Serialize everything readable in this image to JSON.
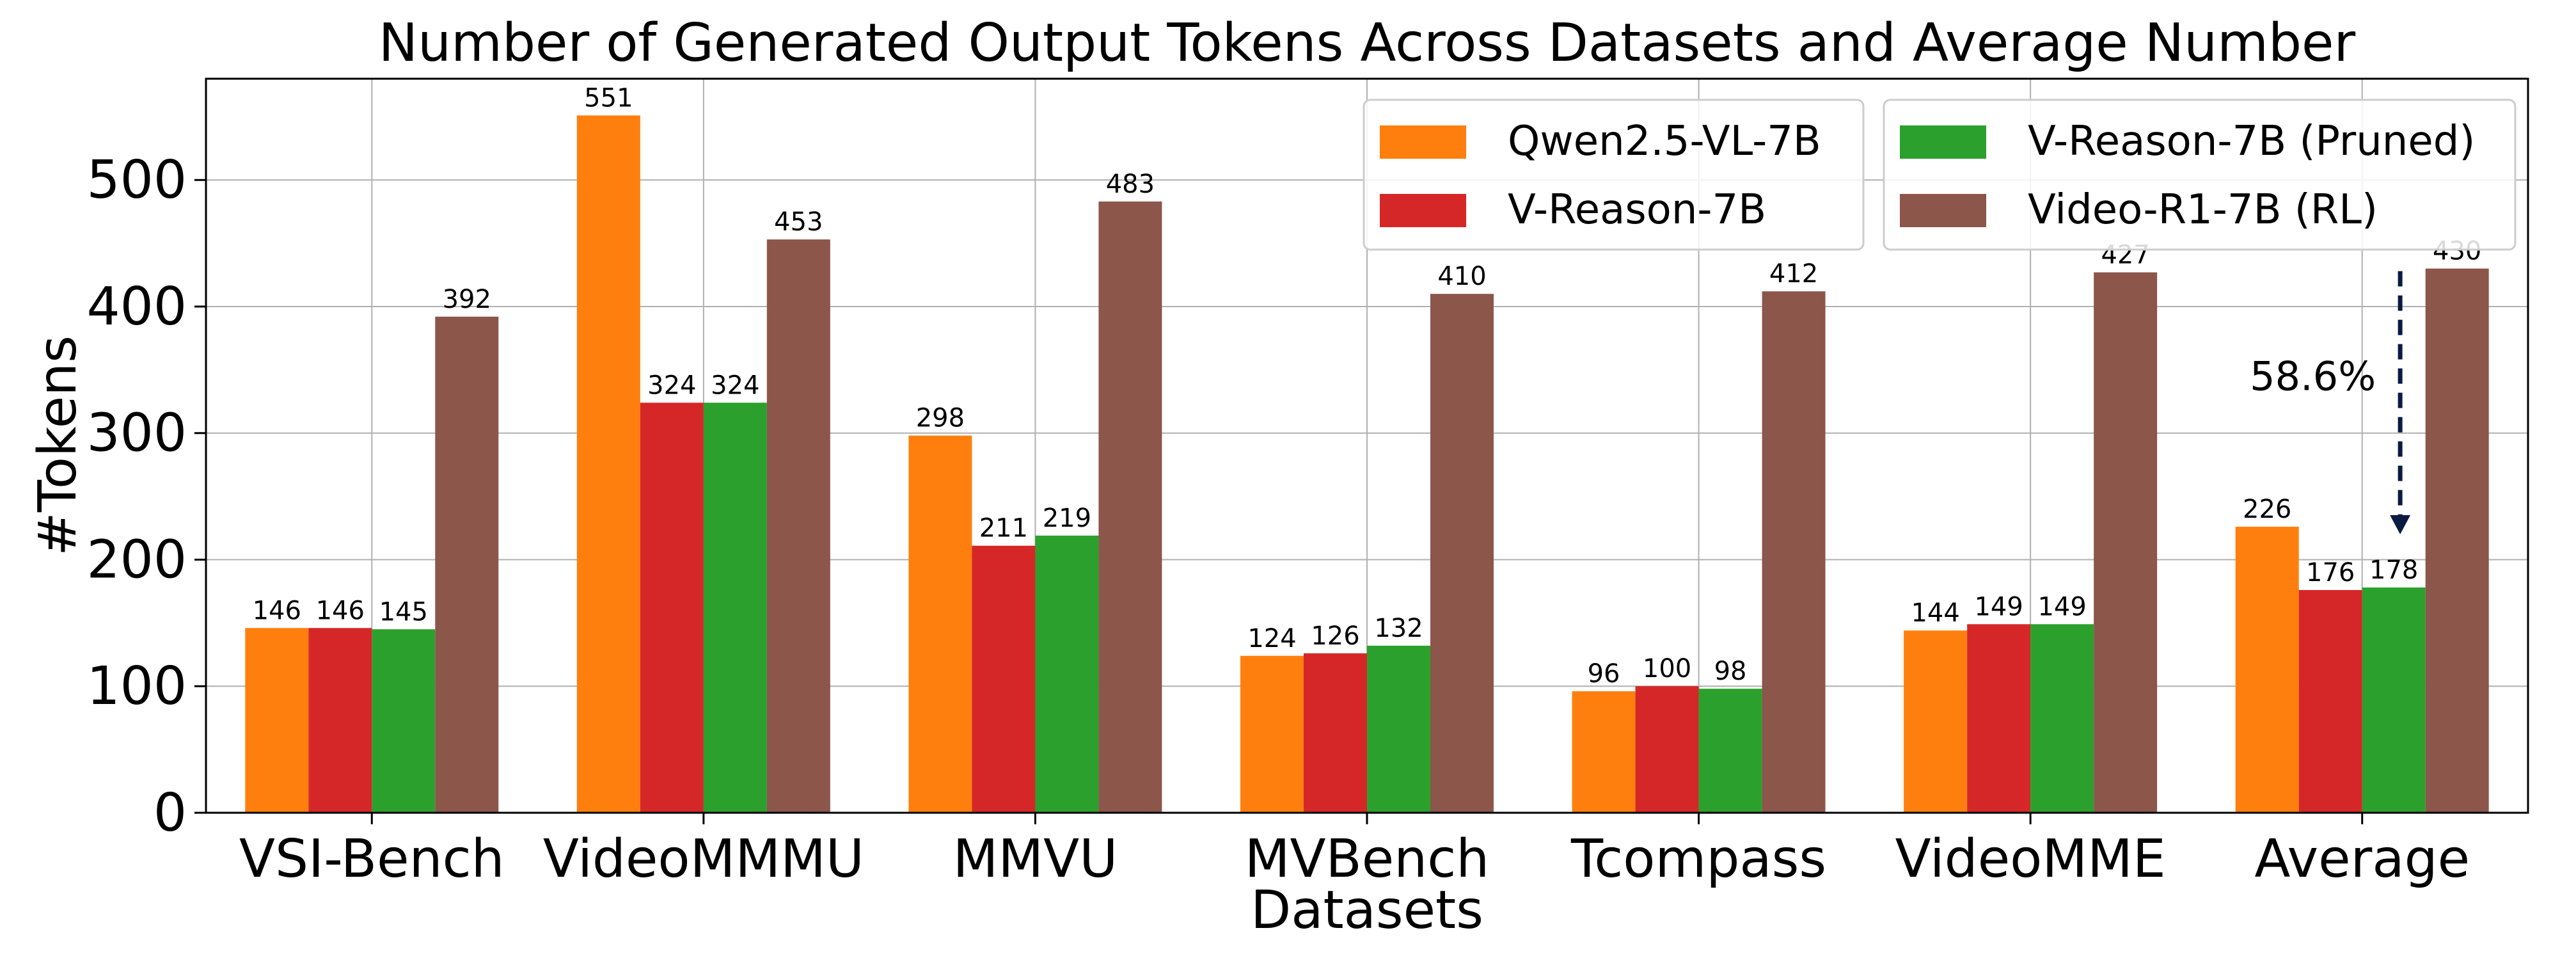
{
  "chart_data": {
    "type": "bar",
    "title": "Number of Generated Output Tokens Across Datasets and Average Number",
    "xlabel": "Datasets",
    "ylabel": "#Tokens",
    "ylim": [
      0,
      580
    ],
    "yticks": [
      0,
      100,
      200,
      300,
      400,
      500
    ],
    "grid": true,
    "legend_position": "top-right",
    "categories": [
      "VSI-Bench",
      "VideoMMMU",
      "MMVU",
      "MVBench",
      "Tcompass",
      "VideoMME",
      "Average"
    ],
    "series": [
      {
        "name": "Qwen2.5-VL-7B",
        "color": "#ff7f0e",
        "values": [
          146,
          551,
          298,
          124,
          96,
          144,
          226
        ]
      },
      {
        "name": "V-Reason-7B",
        "color": "#d62728",
        "values": [
          146,
          324,
          211,
          126,
          100,
          149,
          176
        ]
      },
      {
        "name": "V-Reason-7B (Pruned)",
        "color": "#2ca02c",
        "values": [
          145,
          324,
          219,
          132,
          98,
          149,
          178
        ]
      },
      {
        "name": "Video-R1-7B (RL)",
        "color": "#8c564b",
        "values": [
          392,
          453,
          483,
          410,
          412,
          427,
          430
        ]
      }
    ],
    "annotation": {
      "text": "58.6%",
      "category": "Average",
      "arrow_from_value": 428,
      "arrow_to_value": 220,
      "arrow_color": "#0b1a40"
    }
  }
}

**Exercise directions**
Copy the lines from the entries above in which the word "name" appears.

**Result of this task**
        "name": "Qwen2.5-VL-7B",
        "name": "V-Reason-7B",
        "name": "V-Reason-7B (Pruned)",
        "name": "Video-R1-7B (RL)",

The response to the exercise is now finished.